(Dataset records)

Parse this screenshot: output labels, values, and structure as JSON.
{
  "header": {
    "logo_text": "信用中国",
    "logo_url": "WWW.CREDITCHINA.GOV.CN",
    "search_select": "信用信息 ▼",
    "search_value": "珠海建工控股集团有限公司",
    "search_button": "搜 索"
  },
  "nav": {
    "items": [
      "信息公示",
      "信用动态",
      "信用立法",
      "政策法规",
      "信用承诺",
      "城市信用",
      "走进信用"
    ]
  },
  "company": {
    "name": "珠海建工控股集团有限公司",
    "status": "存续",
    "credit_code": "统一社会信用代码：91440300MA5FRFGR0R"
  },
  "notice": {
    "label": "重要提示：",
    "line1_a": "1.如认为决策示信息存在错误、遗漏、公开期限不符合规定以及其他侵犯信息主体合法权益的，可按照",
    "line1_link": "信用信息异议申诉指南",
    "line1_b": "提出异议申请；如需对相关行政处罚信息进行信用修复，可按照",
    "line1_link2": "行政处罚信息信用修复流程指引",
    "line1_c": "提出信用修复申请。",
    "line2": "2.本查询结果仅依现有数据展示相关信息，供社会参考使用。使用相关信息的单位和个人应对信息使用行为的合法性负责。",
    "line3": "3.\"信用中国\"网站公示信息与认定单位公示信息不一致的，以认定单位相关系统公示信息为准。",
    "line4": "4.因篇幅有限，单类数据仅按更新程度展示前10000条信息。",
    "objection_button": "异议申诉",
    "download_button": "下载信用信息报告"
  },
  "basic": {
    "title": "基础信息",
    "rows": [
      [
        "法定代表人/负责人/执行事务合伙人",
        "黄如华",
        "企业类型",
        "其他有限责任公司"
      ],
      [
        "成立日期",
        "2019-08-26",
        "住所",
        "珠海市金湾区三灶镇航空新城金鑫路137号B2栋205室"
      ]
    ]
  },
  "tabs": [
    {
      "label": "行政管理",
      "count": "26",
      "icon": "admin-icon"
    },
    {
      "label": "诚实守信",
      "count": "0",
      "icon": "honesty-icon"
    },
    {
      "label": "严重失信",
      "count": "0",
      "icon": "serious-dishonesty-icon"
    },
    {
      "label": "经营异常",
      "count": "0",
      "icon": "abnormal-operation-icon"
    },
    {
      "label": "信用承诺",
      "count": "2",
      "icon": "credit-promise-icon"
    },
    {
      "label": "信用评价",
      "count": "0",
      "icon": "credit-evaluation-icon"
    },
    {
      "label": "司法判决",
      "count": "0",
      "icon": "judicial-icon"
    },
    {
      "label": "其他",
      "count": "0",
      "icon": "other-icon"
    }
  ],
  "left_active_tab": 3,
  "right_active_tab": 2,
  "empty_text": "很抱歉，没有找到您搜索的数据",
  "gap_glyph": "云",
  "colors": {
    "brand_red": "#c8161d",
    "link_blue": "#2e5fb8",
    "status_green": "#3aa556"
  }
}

■ **CHALLENGE**: Extract all the entries word for word.

■ **WRITTEN SOLUTION**:
Parse this screenshot: output labels, values, and structure as JSON.
{
  "header": {
    "logo_text": "信用中国",
    "logo_url": "WWW.CREDITCHINA.GOV.CN",
    "search_select": "信用信息 ▼",
    "search_value": "珠海建工控股集团有限公司",
    "search_button": "搜 索"
  },
  "nav": {
    "items": [
      "信息公示",
      "信用动态",
      "信用立法",
      "政策法规",
      "信用承诺",
      "城市信用",
      "走进信用"
    ]
  },
  "company": {
    "name": "珠海建工控股集团有限公司",
    "status": "存续",
    "credit_code": "统一社会信用代码：91440300MA5FRFGR0R"
  },
  "notice": {
    "label": "重要提示：",
    "line1_a": "1.如认为决策示信息存在错误、遗漏、公开期限不符合规定以及其他侵犯信息主体合法权益的，可按照",
    "line1_link": "信用信息异议申诉指南",
    "line1_b": "提出异议申请；如需对相关行政处罚信息进行信用修复，可按照",
    "line1_link2": "行政处罚信息信用修复流程指引",
    "line1_c": "提出信用修复申请。",
    "line2": "2.本查询结果仅依现有数据展示相关信息，供社会参考使用。使用相关信息的单位和个人应对信息使用行为的合法性负责。",
    "line3": "3.\"信用中国\"网站公示信息与认定单位公示信息不一致的，以认定单位相关系统公示信息为准。",
    "line4": "4.因篇幅有限，单类数据仅按更新程度展示前10000条信息。",
    "objection_button": "异议申诉",
    "download_button": "下载信用信息报告"
  },
  "basic": {
    "title": "基础信息",
    "rows": [
      [
        "法定代表人/负责人/执行事务合伙人",
        "黄如华",
        "企业类型",
        "其他有限责任公司"
      ],
      [
        "成立日期",
        "2019-08-26",
        "住所",
        "珠海市金湾区三灶镇航空新城金鑫路137号B2栋205室"
      ]
    ]
  },
  "tabs": [
    {
      "label": "行政管理",
      "count": "26",
      "icon": "admin-icon"
    },
    {
      "label": "诚实守信",
      "count": "0",
      "icon": "honesty-icon"
    },
    {
      "label": "严重失信",
      "count": "0",
      "icon": "serious-dishonesty-icon"
    },
    {
      "label": "经营异常",
      "count": "0",
      "icon": "abnormal-operation-icon"
    },
    {
      "label": "信用承诺",
      "count": "2",
      "icon": "credit-promise-icon"
    },
    {
      "label": "信用评价",
      "count": "0",
      "icon": "credit-evaluation-icon"
    },
    {
      "label": "司法判决",
      "count": "0",
      "icon": "judicial-icon"
    },
    {
      "label": "其他",
      "count": "0",
      "icon": "other-icon"
    }
  ],
  "left_active_tab": 3,
  "right_active_tab": 2,
  "empty_text": "很抱歉，没有找到您搜索的数据",
  "gap_glyph": "云",
  "colors": {
    "brand_red": "#c8161d",
    "link_blue": "#2e5fb8",
    "status_green": "#3aa556"
  }
}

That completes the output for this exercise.